Set down the material once more, exactly as it appears.

Data records
>>
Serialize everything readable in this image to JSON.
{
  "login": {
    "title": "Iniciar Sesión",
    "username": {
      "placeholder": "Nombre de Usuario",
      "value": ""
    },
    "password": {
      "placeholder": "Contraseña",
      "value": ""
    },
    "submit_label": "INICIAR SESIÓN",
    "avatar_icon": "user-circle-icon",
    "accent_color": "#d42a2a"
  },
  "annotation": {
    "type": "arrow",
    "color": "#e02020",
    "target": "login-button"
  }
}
<<
> _ANSWER FOR THE TASK_
Serialize everything readable in this image to JSON.
{
  "login": {
    "title": "Iniciar Sesión",
    "username": {
      "placeholder": "Nombre de Usuario",
      "value": ""
    },
    "password": {
      "placeholder": "Contraseña",
      "value": ""
    },
    "submit_label": "INICIAR SESIÓN",
    "avatar_icon": "user-circle-icon",
    "accent_color": "#d42a2a"
  },
  "annotation": {
    "type": "arrow",
    "color": "#e02020",
    "target": "login-button"
  }
}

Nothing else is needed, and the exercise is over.